--- Work instructions ---
Show only lines that include "Công".

— Begin Given data —

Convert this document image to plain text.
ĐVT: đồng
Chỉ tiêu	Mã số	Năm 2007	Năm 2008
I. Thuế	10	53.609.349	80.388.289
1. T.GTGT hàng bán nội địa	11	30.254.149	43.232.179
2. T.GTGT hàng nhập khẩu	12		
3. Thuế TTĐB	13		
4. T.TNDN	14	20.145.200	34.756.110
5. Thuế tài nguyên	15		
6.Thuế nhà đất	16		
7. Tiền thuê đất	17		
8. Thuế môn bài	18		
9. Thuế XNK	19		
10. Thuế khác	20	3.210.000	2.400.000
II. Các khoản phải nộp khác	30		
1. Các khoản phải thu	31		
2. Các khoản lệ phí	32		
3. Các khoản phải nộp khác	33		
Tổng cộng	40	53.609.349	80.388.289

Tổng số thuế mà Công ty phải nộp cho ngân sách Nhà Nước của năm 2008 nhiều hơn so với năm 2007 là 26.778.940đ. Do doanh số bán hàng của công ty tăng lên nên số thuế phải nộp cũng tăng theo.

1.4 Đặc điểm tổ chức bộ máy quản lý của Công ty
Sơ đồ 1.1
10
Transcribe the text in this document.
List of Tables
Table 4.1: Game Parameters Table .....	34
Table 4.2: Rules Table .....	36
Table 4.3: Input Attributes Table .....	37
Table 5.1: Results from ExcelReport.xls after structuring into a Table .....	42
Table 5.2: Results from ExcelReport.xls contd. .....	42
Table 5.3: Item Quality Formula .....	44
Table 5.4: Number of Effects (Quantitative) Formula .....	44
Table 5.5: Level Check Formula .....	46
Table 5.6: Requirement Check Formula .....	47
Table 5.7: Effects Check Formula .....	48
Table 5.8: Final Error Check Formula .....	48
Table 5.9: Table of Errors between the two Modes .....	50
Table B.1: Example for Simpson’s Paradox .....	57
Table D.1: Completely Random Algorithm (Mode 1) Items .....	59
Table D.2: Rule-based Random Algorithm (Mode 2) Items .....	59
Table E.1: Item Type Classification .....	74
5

— End Given data —

--- Correct result ---
Tổng số thuế mà Công ty phải nộp cho ngân sách Nhà Nước của năm 2008 nhiều hơn so với năm 2007 là 26.778.940đ. Do doanh số bán hàng của công ty tăng lên nên số thuế phải nộp cũng tăng theo.
1.4 Đặc điểm tổ chức bộ máy quản lý của Công ty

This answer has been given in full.